Stored data:
►
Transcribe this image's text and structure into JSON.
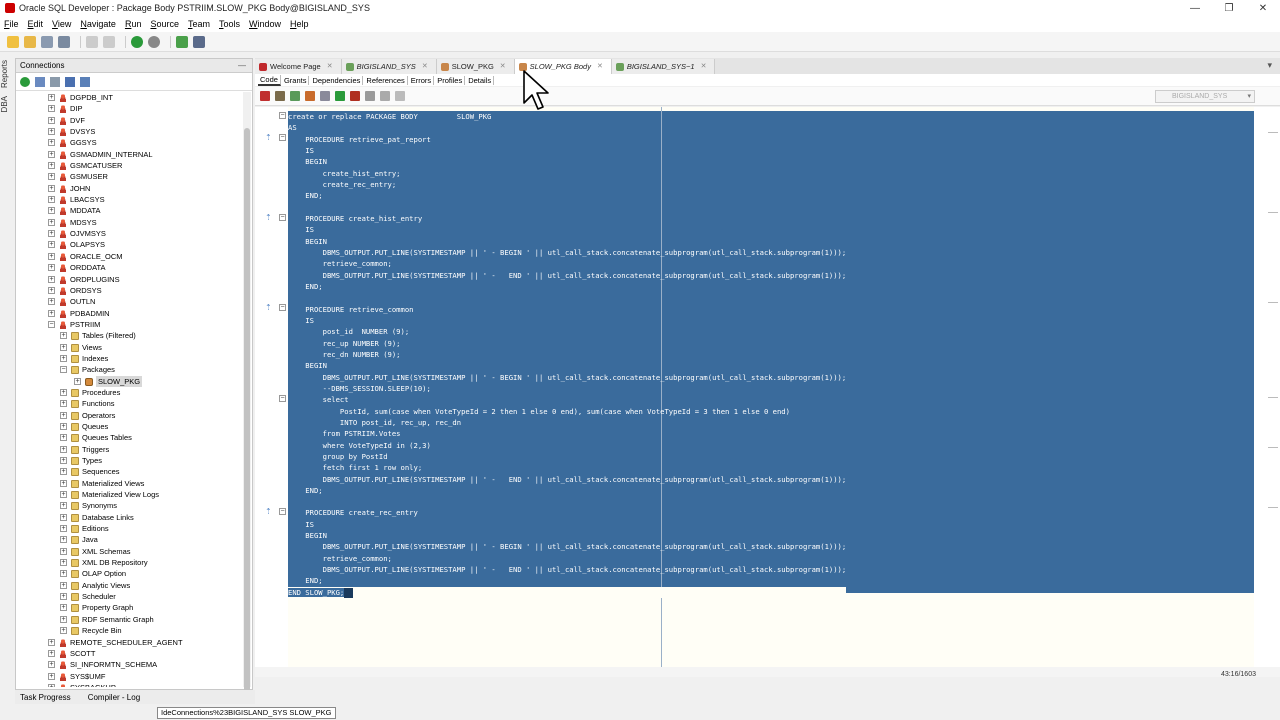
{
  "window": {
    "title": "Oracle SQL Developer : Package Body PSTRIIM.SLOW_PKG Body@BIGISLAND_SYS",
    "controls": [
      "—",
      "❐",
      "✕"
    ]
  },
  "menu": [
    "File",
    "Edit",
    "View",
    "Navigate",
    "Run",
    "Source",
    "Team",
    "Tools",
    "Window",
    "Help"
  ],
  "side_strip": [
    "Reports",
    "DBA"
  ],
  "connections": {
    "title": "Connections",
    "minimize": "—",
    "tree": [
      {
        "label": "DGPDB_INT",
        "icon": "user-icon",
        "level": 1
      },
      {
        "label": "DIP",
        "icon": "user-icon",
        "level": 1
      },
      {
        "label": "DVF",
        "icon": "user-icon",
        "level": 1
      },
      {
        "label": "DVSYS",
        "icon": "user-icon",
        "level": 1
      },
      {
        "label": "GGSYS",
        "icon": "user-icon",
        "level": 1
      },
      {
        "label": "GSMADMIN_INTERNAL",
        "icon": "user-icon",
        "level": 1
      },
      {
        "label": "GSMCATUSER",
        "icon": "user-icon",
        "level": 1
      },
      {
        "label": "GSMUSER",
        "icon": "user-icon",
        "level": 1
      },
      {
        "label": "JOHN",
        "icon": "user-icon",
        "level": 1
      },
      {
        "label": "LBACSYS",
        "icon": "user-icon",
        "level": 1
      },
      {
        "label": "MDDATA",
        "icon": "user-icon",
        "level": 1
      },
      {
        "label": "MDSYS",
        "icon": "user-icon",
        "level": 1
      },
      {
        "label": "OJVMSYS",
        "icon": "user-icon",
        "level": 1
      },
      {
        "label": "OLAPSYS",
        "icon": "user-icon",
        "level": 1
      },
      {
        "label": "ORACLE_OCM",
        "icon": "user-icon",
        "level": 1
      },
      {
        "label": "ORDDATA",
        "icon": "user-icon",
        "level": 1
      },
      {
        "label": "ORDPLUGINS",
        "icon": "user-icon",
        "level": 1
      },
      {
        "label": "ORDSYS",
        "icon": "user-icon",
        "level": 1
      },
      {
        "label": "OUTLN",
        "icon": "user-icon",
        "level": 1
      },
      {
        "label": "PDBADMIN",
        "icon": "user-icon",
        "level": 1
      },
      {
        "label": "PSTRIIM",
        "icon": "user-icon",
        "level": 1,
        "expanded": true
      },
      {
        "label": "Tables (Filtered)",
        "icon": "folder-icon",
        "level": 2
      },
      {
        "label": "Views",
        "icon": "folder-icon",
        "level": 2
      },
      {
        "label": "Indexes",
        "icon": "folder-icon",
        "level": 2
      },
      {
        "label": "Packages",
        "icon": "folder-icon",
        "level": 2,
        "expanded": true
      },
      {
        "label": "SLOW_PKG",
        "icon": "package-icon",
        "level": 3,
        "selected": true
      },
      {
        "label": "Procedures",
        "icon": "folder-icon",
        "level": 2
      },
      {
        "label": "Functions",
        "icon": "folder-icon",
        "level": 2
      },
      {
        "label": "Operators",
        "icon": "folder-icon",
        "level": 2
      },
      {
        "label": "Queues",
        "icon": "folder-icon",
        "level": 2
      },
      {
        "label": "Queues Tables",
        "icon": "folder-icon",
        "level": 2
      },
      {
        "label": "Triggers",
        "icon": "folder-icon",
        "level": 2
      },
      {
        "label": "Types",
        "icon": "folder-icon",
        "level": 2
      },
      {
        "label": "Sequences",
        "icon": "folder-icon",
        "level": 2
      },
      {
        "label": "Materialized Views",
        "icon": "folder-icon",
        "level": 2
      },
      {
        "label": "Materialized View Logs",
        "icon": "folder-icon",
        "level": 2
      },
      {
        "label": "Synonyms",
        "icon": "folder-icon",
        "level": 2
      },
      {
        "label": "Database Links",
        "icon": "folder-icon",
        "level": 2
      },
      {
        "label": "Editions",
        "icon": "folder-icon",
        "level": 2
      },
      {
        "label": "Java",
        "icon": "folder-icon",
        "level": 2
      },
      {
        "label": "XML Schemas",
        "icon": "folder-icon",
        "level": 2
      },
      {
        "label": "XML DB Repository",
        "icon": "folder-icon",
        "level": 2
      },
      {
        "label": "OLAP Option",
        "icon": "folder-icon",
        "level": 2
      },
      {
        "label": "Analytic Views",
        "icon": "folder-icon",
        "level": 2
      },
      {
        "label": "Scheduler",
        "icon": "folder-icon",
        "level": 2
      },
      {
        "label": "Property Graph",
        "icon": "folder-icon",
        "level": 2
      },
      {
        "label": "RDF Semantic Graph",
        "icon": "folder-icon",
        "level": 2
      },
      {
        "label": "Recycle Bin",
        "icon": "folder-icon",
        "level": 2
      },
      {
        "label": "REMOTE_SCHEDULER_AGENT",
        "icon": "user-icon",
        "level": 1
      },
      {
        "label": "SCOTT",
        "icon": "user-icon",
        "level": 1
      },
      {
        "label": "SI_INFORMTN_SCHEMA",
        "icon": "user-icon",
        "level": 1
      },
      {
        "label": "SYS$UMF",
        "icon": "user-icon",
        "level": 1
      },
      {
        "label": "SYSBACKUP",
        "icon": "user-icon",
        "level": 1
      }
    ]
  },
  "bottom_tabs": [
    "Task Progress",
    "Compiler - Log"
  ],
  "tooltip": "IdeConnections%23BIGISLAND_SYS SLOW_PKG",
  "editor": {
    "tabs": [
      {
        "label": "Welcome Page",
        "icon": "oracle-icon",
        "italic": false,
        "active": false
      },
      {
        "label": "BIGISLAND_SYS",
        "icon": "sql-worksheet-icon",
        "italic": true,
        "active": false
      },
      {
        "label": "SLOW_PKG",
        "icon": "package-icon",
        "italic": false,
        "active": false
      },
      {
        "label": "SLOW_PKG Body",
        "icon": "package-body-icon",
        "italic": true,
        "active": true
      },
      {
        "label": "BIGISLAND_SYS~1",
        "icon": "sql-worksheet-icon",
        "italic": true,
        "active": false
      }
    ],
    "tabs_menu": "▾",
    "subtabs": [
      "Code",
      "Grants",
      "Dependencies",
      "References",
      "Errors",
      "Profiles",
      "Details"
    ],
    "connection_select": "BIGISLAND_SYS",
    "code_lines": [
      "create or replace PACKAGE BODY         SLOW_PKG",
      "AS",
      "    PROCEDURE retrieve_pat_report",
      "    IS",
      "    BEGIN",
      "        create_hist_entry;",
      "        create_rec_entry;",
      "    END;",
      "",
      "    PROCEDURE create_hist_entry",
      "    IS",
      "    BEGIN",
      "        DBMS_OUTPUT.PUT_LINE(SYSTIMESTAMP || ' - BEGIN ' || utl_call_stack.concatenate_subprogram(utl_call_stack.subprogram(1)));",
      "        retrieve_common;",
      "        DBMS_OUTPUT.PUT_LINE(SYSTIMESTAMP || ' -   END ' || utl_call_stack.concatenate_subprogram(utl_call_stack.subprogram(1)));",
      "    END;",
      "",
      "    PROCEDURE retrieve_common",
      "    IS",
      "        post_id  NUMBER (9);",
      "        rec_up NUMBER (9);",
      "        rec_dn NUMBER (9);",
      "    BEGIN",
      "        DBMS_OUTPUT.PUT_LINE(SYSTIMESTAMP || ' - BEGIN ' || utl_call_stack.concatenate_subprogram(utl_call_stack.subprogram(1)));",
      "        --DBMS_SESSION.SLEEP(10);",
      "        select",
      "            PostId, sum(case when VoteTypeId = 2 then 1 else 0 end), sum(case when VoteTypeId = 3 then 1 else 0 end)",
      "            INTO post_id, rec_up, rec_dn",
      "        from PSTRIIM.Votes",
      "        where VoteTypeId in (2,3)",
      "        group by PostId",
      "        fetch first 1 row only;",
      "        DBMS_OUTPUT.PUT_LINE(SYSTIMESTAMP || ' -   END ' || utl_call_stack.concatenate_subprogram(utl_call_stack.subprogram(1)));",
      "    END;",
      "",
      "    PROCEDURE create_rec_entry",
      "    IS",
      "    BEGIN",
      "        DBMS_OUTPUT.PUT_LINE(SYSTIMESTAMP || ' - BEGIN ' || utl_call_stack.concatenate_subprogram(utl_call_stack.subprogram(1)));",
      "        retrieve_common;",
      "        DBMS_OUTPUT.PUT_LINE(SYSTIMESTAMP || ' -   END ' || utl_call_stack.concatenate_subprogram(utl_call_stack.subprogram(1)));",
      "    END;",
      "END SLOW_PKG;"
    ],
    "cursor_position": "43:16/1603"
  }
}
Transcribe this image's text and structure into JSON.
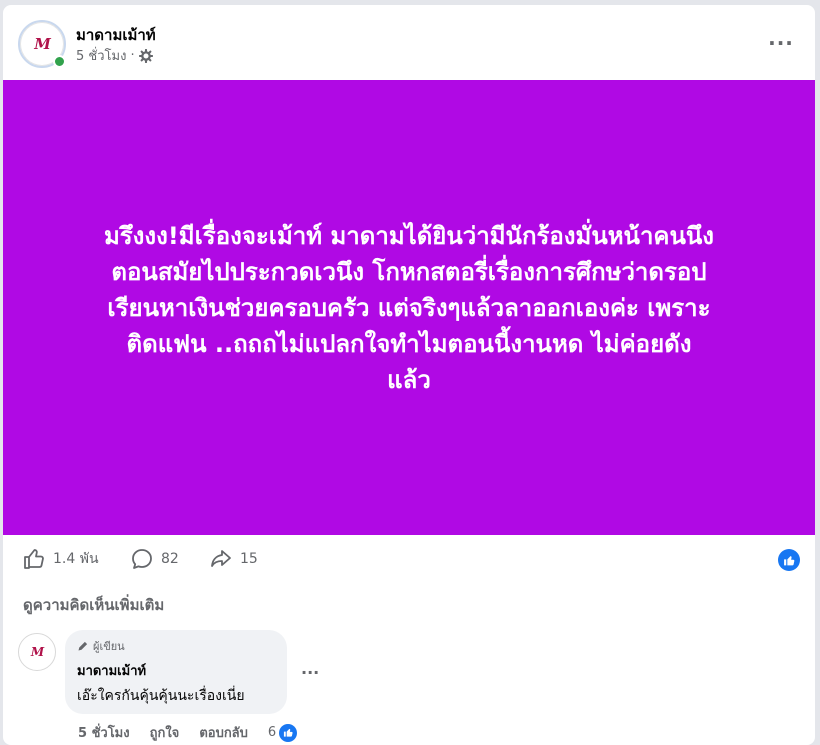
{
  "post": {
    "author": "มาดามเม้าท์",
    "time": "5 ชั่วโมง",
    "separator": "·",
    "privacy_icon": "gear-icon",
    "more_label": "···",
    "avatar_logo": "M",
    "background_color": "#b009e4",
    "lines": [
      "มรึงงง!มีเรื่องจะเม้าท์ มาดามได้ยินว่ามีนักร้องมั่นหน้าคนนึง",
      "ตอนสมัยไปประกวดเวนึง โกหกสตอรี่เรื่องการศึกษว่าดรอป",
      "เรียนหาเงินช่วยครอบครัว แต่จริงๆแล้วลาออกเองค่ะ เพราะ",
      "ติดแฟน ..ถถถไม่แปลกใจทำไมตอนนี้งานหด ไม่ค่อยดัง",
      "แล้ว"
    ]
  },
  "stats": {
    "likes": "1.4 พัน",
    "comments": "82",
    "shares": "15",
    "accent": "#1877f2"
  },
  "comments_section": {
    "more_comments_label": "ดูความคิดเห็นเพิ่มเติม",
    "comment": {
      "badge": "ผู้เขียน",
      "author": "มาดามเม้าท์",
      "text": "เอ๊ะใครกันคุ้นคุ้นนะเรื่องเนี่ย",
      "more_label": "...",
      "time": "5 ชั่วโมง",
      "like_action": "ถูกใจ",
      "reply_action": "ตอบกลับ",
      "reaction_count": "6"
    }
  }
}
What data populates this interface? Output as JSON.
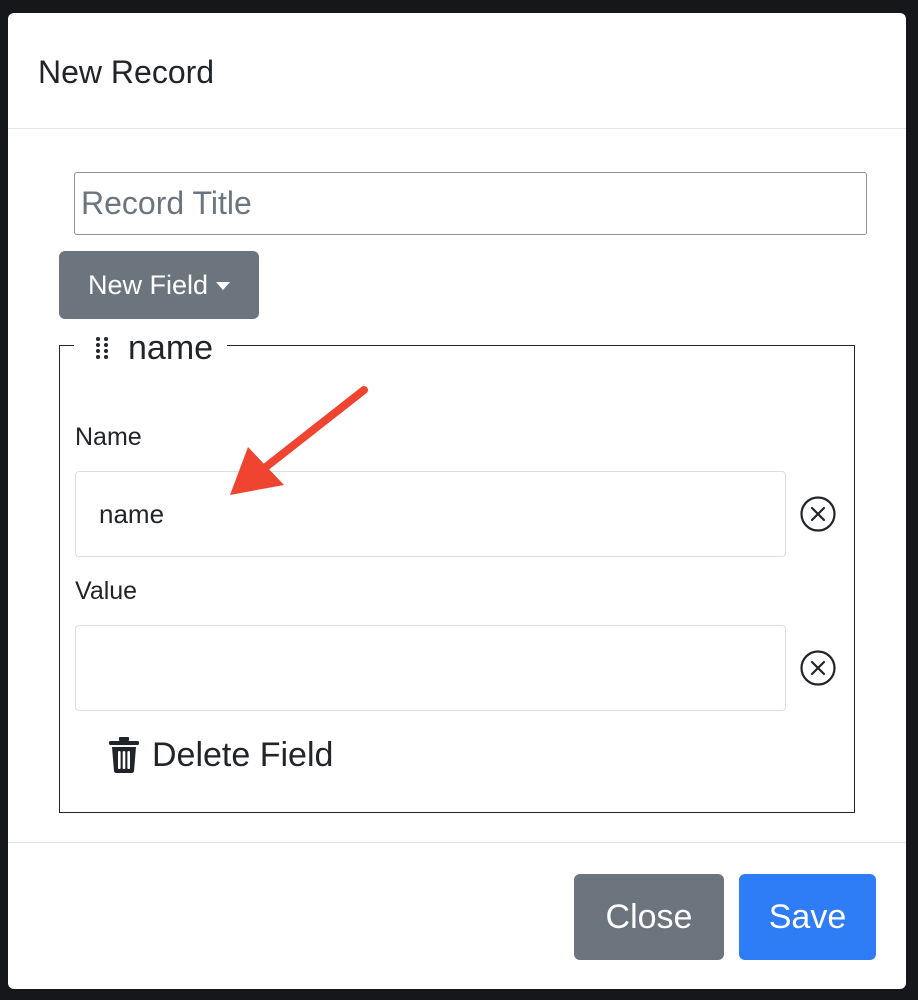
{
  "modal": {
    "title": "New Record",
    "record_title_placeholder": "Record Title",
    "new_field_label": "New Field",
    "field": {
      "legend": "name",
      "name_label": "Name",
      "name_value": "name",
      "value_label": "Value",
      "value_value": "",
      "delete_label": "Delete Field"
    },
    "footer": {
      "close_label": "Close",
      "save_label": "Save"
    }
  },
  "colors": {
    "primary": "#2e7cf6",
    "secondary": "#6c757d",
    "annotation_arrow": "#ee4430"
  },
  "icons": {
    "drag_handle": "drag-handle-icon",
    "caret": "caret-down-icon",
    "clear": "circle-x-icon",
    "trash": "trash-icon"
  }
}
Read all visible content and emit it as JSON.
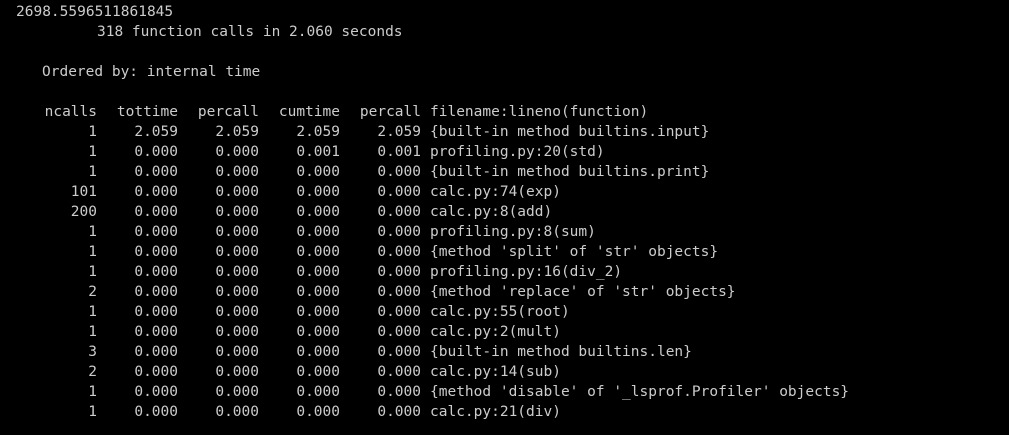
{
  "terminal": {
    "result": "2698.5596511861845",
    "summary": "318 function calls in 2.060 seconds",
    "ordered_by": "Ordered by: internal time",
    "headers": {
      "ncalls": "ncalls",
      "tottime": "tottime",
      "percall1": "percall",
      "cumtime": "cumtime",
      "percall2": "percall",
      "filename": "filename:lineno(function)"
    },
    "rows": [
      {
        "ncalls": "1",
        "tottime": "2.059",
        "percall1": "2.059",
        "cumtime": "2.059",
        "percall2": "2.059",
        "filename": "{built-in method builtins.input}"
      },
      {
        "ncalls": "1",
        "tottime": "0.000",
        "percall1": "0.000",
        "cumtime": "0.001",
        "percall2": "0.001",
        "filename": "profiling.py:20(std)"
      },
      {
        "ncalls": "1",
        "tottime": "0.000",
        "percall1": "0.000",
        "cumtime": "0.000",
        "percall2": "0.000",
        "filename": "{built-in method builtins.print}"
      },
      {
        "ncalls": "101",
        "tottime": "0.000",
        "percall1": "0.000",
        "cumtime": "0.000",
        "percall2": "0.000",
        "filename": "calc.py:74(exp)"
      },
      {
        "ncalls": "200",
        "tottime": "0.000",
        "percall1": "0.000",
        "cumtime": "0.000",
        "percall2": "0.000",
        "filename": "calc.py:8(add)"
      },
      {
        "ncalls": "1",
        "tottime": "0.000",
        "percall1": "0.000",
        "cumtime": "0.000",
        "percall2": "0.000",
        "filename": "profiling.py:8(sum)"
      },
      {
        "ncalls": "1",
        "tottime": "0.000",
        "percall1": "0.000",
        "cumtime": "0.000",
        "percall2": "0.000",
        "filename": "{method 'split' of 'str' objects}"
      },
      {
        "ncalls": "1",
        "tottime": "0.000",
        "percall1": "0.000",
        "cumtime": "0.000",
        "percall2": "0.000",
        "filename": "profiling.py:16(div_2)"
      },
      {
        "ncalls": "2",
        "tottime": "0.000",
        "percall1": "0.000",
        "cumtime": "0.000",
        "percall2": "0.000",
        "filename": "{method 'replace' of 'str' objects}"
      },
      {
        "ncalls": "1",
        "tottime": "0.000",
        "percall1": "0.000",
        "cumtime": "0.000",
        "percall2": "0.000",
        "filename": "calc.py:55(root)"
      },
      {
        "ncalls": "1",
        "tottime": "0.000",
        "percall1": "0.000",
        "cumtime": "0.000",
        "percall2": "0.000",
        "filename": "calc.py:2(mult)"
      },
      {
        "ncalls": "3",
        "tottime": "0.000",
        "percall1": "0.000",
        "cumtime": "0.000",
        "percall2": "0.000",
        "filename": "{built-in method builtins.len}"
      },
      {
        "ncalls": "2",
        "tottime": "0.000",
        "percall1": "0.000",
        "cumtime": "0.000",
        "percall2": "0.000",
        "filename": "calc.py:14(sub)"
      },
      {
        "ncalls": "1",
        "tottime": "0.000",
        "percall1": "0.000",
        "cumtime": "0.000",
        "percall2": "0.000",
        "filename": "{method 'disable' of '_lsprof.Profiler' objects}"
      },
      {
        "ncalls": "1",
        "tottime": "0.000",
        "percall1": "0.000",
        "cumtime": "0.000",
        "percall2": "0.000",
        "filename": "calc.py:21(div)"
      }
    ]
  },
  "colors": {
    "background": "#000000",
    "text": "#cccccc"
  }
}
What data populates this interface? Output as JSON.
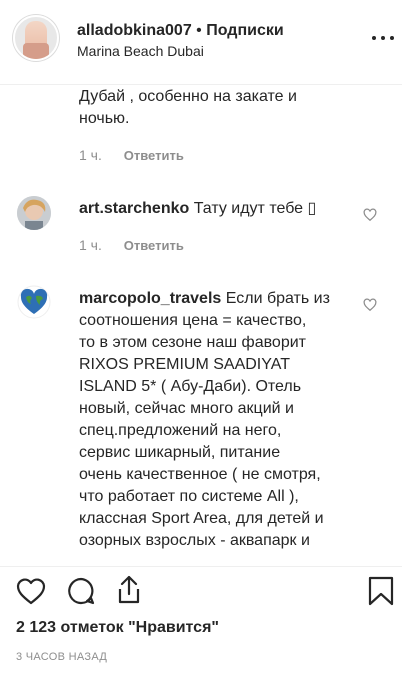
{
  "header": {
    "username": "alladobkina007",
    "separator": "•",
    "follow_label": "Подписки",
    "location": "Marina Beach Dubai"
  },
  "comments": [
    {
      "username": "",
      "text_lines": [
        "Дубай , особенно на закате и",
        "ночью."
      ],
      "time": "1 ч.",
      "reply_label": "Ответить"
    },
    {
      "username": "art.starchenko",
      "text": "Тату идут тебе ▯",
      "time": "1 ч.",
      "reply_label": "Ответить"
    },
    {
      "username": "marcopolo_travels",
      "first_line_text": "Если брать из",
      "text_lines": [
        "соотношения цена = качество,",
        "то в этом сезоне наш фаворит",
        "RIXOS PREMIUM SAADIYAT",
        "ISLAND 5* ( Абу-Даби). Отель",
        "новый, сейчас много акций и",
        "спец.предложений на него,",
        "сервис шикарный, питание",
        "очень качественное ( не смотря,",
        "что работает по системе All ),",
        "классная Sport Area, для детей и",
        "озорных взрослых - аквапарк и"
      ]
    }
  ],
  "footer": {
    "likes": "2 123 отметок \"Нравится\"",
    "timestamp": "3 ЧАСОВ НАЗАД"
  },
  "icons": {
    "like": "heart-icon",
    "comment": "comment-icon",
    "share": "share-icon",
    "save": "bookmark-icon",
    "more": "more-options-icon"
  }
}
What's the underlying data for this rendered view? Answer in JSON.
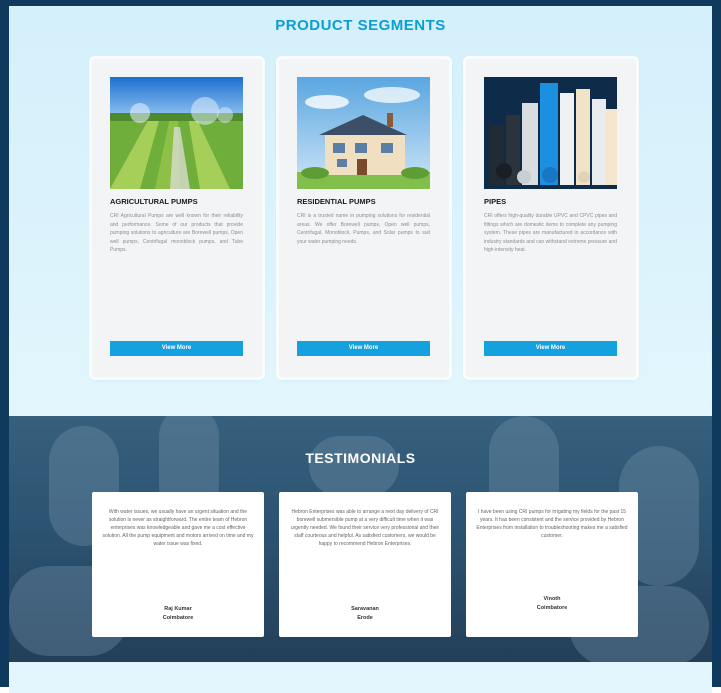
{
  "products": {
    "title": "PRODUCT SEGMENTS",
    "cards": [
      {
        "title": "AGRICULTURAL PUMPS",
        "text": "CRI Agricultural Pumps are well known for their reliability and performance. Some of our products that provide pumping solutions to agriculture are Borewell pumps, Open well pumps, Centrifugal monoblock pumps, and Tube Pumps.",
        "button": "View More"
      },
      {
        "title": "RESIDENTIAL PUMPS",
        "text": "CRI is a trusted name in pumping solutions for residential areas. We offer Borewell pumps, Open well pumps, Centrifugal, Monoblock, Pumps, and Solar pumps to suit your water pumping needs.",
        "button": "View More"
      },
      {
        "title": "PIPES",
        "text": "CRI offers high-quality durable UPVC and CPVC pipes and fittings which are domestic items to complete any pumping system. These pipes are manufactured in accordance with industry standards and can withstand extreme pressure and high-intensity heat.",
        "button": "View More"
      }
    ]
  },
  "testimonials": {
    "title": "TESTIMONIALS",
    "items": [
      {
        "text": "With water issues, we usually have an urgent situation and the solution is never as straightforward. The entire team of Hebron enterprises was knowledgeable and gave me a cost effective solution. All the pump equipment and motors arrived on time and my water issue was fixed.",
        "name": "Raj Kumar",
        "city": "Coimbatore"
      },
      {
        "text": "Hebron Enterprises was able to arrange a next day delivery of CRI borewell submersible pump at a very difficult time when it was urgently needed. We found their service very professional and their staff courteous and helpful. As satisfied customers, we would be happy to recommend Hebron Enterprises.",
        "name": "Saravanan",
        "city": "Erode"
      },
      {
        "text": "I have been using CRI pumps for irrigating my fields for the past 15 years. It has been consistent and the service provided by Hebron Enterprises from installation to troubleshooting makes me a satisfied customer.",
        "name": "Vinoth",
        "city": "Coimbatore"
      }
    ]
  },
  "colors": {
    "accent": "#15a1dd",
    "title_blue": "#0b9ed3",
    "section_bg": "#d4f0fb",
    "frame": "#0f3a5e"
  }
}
◄
Written problem: Scan the entries above. Copy each line that has the string "Materialized".

Output:
        "label": "Materialized Views",
        "label": "Materialized View Logs",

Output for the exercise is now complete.